• [Provided entries]:
>>>>>

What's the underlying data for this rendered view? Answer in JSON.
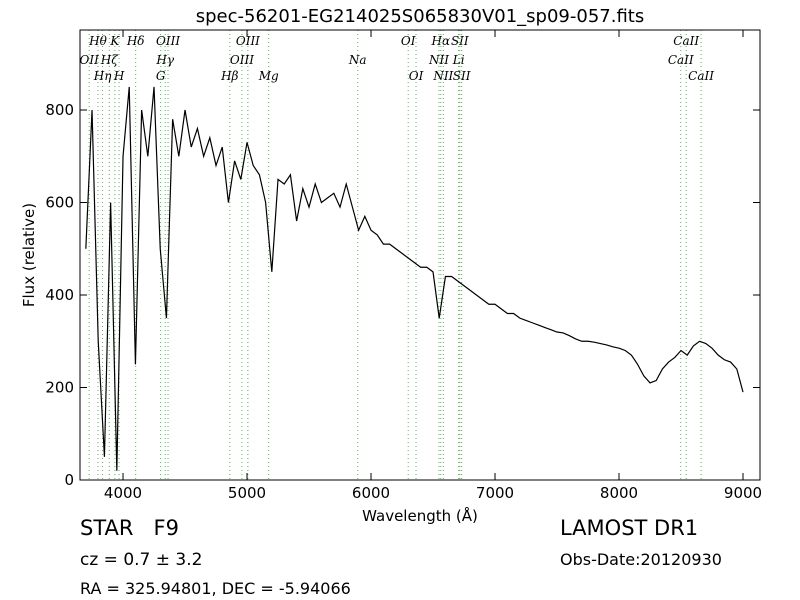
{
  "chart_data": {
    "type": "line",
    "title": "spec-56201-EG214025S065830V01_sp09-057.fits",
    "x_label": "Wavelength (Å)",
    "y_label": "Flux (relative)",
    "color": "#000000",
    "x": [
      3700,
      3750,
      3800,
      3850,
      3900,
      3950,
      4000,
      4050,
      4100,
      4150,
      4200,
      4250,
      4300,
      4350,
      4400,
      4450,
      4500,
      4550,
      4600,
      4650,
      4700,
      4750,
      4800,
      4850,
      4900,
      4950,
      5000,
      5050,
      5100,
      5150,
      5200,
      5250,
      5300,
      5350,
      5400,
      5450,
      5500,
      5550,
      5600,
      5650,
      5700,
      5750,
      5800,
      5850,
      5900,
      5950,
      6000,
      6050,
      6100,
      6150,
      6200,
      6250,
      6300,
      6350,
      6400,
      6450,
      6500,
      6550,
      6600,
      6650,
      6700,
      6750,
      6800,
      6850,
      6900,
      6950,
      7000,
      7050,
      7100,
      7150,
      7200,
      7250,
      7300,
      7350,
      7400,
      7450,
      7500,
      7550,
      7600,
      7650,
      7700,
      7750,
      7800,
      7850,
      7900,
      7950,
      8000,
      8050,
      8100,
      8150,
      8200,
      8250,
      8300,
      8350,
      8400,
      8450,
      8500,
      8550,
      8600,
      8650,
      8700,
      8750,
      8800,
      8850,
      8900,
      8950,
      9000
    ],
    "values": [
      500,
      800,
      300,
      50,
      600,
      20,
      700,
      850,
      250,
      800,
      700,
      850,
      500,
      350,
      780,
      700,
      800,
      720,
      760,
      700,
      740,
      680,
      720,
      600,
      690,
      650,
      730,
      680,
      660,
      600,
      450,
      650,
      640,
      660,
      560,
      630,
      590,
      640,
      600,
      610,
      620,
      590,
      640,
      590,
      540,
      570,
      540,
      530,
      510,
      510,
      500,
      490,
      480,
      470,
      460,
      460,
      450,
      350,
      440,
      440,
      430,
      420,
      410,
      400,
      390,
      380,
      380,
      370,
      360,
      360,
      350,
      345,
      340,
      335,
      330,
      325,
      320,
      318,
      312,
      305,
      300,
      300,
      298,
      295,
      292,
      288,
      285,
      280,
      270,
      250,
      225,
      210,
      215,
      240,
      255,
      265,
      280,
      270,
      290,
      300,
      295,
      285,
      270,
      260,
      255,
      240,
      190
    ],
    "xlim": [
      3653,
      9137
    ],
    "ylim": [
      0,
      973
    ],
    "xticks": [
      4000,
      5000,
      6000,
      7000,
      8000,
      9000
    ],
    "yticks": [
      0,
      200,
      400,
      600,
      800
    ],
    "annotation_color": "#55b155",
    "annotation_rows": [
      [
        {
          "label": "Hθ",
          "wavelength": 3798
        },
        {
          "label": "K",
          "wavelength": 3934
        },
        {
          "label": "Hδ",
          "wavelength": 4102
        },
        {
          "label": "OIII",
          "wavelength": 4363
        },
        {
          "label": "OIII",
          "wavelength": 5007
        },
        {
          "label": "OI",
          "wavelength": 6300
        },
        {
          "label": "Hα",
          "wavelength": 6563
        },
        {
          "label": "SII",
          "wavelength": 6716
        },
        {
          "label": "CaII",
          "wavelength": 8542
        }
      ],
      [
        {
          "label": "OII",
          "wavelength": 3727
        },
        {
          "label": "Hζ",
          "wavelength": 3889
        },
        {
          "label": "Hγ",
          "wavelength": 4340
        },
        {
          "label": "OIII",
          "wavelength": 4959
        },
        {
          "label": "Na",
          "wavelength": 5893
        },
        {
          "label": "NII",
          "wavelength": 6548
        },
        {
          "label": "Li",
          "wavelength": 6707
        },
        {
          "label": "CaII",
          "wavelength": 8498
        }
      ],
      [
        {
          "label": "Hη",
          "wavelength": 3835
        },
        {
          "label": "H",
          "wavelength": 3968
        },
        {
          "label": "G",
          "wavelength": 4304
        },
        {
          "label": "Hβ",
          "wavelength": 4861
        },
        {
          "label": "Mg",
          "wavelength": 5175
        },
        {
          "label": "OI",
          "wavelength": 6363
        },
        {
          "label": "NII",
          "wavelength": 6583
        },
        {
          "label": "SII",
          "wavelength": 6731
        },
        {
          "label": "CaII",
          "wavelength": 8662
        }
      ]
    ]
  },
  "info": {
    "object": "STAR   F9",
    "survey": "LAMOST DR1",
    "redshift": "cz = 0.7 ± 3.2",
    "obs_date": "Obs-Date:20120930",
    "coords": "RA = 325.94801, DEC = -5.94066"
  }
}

<<<<<
>>>>>

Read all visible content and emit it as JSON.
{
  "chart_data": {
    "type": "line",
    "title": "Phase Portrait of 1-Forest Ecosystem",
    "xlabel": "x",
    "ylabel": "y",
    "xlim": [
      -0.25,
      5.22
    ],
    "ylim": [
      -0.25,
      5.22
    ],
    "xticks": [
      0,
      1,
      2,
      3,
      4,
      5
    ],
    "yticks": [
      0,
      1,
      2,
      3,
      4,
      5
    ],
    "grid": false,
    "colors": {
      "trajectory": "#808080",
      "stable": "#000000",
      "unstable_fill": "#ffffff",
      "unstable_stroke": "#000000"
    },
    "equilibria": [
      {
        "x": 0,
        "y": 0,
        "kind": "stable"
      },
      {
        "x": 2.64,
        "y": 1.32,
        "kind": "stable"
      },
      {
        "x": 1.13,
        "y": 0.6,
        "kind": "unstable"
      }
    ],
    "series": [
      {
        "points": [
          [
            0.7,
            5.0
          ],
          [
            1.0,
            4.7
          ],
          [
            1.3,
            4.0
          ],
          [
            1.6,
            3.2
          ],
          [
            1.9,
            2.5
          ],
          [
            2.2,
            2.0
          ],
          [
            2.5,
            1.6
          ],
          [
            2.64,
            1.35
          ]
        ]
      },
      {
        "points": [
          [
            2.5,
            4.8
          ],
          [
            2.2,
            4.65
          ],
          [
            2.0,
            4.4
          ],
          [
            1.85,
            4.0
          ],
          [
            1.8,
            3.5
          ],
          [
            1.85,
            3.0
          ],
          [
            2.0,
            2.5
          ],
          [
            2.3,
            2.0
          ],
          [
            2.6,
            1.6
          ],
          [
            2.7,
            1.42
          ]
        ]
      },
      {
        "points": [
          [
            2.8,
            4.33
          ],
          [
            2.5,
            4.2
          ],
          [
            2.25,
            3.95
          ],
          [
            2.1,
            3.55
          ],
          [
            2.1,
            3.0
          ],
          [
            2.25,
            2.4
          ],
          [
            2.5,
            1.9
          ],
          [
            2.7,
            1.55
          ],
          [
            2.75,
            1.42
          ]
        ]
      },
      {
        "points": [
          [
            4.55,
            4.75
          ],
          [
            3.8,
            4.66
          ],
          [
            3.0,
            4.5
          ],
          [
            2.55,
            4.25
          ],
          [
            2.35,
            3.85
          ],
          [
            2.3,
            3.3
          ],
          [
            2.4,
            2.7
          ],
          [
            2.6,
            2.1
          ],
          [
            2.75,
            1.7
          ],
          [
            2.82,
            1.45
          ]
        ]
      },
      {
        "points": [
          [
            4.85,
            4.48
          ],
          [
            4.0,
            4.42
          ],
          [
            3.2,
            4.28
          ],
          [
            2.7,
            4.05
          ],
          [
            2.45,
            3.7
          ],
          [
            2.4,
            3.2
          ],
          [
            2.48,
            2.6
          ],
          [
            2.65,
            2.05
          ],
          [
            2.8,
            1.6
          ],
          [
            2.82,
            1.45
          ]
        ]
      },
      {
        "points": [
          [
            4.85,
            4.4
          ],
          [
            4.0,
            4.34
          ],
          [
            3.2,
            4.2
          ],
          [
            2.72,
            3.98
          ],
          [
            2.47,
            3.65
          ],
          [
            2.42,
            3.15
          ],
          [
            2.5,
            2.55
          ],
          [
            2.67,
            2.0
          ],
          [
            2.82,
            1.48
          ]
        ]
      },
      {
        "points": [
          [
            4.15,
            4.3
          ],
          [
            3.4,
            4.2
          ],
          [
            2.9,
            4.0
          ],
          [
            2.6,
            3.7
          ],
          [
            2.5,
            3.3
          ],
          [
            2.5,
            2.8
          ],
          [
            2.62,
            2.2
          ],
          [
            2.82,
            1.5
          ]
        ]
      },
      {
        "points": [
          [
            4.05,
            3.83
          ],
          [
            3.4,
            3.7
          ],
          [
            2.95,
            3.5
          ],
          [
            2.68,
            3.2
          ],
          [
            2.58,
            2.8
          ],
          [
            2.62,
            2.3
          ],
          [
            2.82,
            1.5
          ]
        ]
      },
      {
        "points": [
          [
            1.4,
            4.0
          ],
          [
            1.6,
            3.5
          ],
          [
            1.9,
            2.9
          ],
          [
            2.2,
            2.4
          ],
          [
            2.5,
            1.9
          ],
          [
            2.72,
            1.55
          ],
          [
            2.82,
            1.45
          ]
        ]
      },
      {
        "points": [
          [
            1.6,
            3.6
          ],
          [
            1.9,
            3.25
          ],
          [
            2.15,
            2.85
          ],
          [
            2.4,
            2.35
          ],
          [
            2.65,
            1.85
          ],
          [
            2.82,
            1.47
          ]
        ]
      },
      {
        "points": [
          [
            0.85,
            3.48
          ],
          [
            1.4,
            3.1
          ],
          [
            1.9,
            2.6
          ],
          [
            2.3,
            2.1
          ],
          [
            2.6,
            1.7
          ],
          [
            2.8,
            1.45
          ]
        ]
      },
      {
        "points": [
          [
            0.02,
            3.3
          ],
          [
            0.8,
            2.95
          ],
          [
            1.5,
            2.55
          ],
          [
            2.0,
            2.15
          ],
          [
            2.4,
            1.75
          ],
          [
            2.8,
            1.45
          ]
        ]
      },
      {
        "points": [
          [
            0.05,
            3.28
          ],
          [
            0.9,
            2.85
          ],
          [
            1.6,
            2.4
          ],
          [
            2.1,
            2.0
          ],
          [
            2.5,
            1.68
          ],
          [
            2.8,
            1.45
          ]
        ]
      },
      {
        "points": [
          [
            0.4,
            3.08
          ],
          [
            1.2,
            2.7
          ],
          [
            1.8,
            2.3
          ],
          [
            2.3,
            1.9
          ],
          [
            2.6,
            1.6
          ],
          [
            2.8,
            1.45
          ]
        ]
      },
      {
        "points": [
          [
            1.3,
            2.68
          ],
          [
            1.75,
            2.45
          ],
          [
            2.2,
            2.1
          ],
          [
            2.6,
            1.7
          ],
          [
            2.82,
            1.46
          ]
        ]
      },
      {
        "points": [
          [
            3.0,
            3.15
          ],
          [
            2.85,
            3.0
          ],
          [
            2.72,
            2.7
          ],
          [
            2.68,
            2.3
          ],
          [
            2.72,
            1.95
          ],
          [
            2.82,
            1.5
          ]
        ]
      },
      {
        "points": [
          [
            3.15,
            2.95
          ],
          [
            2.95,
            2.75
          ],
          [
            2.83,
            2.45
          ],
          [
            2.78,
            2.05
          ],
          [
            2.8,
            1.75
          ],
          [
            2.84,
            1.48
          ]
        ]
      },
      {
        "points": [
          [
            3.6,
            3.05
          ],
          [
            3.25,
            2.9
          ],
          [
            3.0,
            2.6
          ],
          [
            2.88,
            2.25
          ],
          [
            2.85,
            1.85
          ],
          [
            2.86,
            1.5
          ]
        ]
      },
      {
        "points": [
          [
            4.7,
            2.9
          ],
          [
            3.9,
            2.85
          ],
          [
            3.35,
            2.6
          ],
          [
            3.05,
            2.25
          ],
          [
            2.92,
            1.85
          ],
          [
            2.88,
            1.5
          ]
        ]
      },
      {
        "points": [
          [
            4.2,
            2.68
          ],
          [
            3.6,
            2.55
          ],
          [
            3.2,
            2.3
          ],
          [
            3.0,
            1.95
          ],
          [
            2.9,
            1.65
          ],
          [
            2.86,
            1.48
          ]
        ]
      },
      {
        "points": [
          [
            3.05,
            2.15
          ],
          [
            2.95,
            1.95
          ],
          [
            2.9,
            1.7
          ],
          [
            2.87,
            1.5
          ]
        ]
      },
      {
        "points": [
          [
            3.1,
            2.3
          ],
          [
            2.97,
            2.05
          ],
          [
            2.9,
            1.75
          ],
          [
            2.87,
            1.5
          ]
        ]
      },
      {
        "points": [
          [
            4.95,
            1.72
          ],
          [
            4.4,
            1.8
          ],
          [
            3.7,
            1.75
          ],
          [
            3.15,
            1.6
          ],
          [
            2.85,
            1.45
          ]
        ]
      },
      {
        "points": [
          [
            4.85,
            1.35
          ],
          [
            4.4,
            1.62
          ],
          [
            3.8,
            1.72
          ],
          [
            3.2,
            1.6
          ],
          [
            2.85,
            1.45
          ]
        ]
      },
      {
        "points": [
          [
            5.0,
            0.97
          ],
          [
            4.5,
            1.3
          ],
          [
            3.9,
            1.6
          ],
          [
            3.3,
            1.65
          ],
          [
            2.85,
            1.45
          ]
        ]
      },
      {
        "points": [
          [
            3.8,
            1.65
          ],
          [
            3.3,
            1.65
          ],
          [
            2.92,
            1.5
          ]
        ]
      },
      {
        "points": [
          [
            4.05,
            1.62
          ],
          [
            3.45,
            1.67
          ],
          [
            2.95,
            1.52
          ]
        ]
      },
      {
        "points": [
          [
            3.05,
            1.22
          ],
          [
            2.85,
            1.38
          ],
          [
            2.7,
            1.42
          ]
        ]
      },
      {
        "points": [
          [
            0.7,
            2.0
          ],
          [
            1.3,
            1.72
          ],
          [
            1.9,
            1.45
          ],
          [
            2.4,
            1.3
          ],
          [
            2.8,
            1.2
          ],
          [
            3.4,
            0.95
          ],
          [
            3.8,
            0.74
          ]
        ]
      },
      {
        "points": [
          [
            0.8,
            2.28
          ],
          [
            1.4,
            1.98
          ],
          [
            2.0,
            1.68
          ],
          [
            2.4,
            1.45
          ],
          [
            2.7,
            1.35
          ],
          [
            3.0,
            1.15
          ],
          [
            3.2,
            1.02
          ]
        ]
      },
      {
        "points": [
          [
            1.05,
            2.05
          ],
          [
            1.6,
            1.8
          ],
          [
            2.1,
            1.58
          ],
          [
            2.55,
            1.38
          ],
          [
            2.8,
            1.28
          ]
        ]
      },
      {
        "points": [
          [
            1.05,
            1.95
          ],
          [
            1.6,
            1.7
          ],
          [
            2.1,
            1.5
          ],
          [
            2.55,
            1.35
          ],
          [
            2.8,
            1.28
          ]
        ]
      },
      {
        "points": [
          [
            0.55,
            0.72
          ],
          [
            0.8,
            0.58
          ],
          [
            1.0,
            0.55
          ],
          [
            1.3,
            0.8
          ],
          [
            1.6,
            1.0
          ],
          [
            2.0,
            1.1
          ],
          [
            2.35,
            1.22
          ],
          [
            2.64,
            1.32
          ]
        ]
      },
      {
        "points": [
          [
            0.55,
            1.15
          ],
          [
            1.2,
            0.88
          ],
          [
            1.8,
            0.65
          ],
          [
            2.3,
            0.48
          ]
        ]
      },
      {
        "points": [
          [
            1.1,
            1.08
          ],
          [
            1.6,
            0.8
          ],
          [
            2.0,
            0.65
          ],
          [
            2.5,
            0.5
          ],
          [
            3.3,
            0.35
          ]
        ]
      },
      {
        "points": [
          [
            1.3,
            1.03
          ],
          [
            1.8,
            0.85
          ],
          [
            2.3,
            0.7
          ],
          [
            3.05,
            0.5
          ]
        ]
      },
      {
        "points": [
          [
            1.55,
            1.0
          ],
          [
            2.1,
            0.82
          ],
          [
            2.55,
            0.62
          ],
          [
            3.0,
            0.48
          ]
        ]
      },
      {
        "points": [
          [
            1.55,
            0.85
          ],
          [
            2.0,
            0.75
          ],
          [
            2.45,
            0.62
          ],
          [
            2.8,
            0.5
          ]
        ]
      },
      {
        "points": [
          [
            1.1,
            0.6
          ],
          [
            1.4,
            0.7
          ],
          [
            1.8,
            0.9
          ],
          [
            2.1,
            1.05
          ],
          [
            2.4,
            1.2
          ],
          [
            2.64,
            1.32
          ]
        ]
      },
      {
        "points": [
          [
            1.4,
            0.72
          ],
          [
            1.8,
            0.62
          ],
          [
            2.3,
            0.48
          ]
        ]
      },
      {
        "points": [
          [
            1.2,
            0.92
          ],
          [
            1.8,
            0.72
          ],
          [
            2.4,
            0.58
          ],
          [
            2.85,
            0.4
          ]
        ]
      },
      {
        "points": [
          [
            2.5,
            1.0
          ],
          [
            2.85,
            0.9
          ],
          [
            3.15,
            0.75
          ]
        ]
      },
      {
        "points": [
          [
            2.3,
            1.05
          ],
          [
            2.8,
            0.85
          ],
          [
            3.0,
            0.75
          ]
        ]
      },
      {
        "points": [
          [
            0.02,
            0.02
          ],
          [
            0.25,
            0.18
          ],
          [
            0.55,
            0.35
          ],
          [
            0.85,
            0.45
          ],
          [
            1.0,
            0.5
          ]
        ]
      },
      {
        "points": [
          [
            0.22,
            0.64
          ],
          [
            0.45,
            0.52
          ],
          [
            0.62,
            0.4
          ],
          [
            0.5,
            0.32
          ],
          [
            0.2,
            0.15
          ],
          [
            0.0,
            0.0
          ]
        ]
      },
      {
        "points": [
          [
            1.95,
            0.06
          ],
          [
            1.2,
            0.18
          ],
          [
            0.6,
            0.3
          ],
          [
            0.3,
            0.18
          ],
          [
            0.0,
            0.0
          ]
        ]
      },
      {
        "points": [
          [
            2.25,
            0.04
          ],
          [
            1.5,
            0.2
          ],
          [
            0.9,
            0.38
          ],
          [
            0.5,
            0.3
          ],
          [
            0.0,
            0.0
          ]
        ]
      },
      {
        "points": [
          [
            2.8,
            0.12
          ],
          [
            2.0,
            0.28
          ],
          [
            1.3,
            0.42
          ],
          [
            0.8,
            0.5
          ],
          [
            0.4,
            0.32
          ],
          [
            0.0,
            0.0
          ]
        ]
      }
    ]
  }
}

<<<<<

• [Goal of the exercise]: Copy every line from the entries that contains the word "title".

• [Response]:
    "title": "spec-56201-EG214025S065830V01_sp09-057.fits",
    "title": "Phase Portrait of 1-Forest Ecosystem",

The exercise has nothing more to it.